=== TEXTE À LIRE ===
Il établit donc 2 présomptions :
> une relative à la période légale de conception ;
> une relative à la date précise de la conception.

A – Le contenu des présomptions

Hypothèse : le seul fait connu est la date de naissance de l’enfant.

La présomption de la période légale de conception est prévue par l’article 311 du Code civil.
”La loi présume que l’enfant a été conçu pendant la période qui s’étend du 300e au 380e jour, inclusivement, avant la date de la naissance.”
Idée : pour le droit, l’enfant a été conçu entre 6 mois et 9 mois avant sa naissance.

Cette approximation permet de fixer les limites temporelles entre lesquelles un enfant est réputé avoir été conçu, mais il peut être utile de savoir exactement à quelle date l’enfant a été conçu :

La présomption de la date précise de la conception est aussi prévue à l’article 311 (alinéa 2).
”La conception est présumée avoir eu lieu à un moment quelconque de cette période, suivant ce qui est demandé dans l’intérêt de l’enfant.”

L’enfant est réputé avoir été conçu omni meliore momento (”au meilleur moment”).

B – L’autorité des présomptions

Une présomption peut être simple ou irréfragable ; ici, elles sont clairement simples.

Si l’intérêt de l’enfant commande telle ou telle date, on ne considère pas que la science doit s’incliner devant cet intérêt supérieur de l’enfant.

C’est à celui qui invoque une date différente d’en apporter la preuve.
Cette preuve contraire peut être apportée par tout moyen, puisqu’il s’agit de prouver la date de la conception de l’enfant, qui est un fait juridique.

II – Les moyens de preuve classiques de la filiation

A – Le titre

Jean Carbonnier parlait de “vérité officielle”.
En matière de filiation, la preuve préconstituée est l’acte de naissance, ou l’acte de reconnaissance (qui doit être porté en marge de l’acte de naissance).
(article 310-3 du Code civil)

L’acte de naissance doit respecter les exigences posées par la loi.

B – La possession d’état

Jean Carbonnier parlait de “vérité vécue”.
===
» OBJECTIFS:
1 - D'après l'extrait sur la filiation, quel article du Code civil prévoit la présomption de la période légale de conception ?
2 - Prolongez l'extrait sur la filiation à partir de sa dernière phrase.
=== MATÉRIEL EXTRAIT ===
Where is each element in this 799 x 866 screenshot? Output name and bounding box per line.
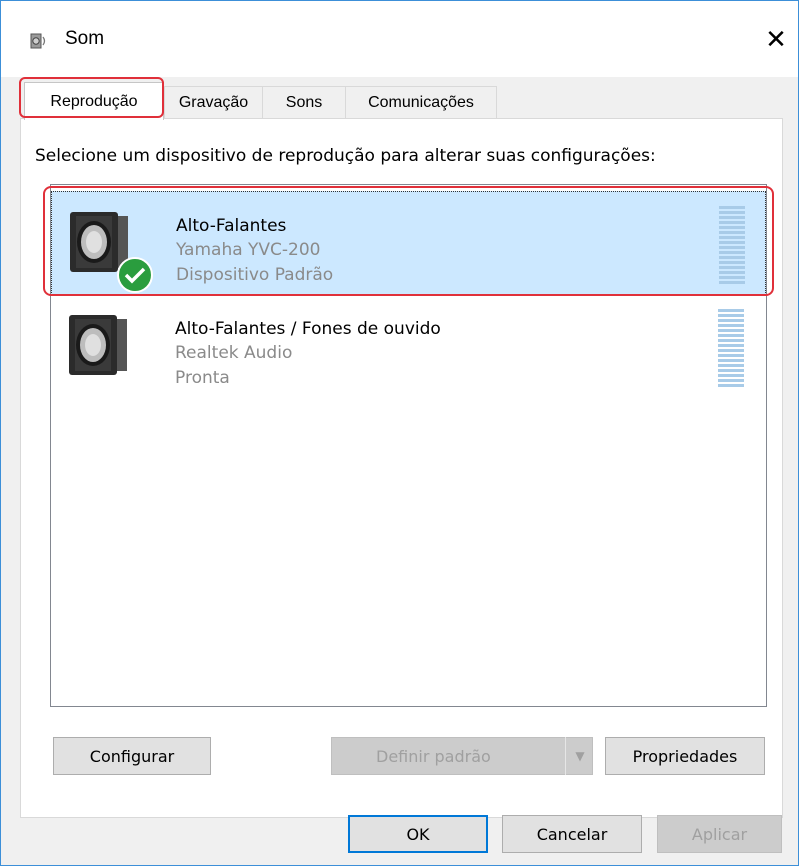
title-bar: Som ✕ bbox=[1, 1, 798, 77]
tab-label: Gravação bbox=[178, 94, 249, 111]
tab-label: Sons bbox=[285, 94, 323, 111]
ok-button[interactable]: OK bbox=[348, 815, 488, 853]
chevron-down-icon[interactable]: ▼ bbox=[565, 737, 594, 775]
apply-button[interactable]: Aplicar bbox=[657, 815, 782, 853]
tab-comunicacoes[interactable]: Comunicações bbox=[345, 86, 497, 119]
cancel-button[interactable]: Cancelar bbox=[502, 815, 642, 853]
tab-gravacao[interactable]: Gravação bbox=[164, 86, 263, 119]
configure-button[interactable]: Configurar bbox=[53, 737, 211, 775]
speaker-icon bbox=[69, 315, 127, 375]
tab-annotation-highlight bbox=[19, 77, 164, 118]
volume-meter bbox=[718, 309, 744, 389]
instruction-text: Selecione um dispositivo de reprodução p… bbox=[35, 146, 656, 166]
speaker-app-icon bbox=[30, 33, 46, 49]
window-title: Som bbox=[65, 28, 105, 49]
set-default-button[interactable]: Definir padrão bbox=[331, 737, 593, 775]
device-name: Alto-Falantes / Fones de ouvido bbox=[175, 319, 441, 339]
device-status: Pronta bbox=[175, 368, 230, 388]
device-model: Realtek Audio bbox=[175, 343, 293, 363]
device-annotation-highlight bbox=[43, 186, 774, 296]
close-button[interactable]: ✕ bbox=[761, 25, 791, 55]
device-item-realtek[interactable]: Alto-Falantes / Fones de ouvido Realtek … bbox=[51, 295, 766, 399]
tab-label: Comunicações bbox=[368, 94, 474, 111]
properties-button[interactable]: Propriedades bbox=[605, 737, 765, 775]
tab-sons[interactable]: Sons bbox=[262, 86, 346, 119]
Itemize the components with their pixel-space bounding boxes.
===
» RÉPONSES PAR TÂCHE:
1 - L'article 311 du Code civil.

2 -
La possession d’état est un fait qui produit des effets juridiques, parce qu’on considère que la plupart du temps ce fait est conforme au droit.
Exemple : en général, le possesseur d’un bien en est le propriétaire.

Il s’agit d’un ensemble de faits connus qui présentent l’enfant comme issu de tel ou tel parent.
À partir d’une vérité sociologique, la loi déduit l’existence d’un fait inconnu : le rapport le filiation entre un individu et le parent auquel cet enfant prétend être rattaché.

C’est l’article 311-1 qui fixe les conditions d’établissement de la possession d’état.
Il faut que l’enfant ait été traité comme tel (tractatus), qu’il soit reconnu comme tel (fama) et qu’il porte le nom de ses parents (nomen).

L’établissement de la possession d’état permet l’établissement d’un lien de filiation, qui fait entrer l’enfant dans la famille du parent.

Il s’agit de faits : les juges du fond apprécient donc souverainement si on peut déduire de cette réunion de faits une possession d’état.
Il faut que la possession d’état soit “continue, paisible et non équivoque” (article 311-2).

En l’absence de titre, la possession d’état est un mode autonome d’établissement de la filiation.

En présence d’un titre (si un enfant a un titre et une possession d’état) :

  • Soit le titre et la possession d’état convergent : la filiation devient inattaquable ;
  • Soit le titre et la possession d’état divergent : la filiation devient très fragile.

La possession d’état repose sur des faits, qui ont une dimension subjective et qui sont appréciés souverainement par un juge.
Elle joue un rôle considérable en droit de la famille.

Depuis 2005, il ne suffit plus que le juge constate une réunion de faits pour en tirer une possession d’état ; il faut que cette possession d’état ait été officiellement constatée par un acte de notoriété (article 310-3 du Code civil).
L’article 317 dispose que “chacun des parents ou l’enfant peut demander à un notaire que lui soit délivré un acte de notoriété qui fera foi de la possession d’état jusqu’à preuve contraire”.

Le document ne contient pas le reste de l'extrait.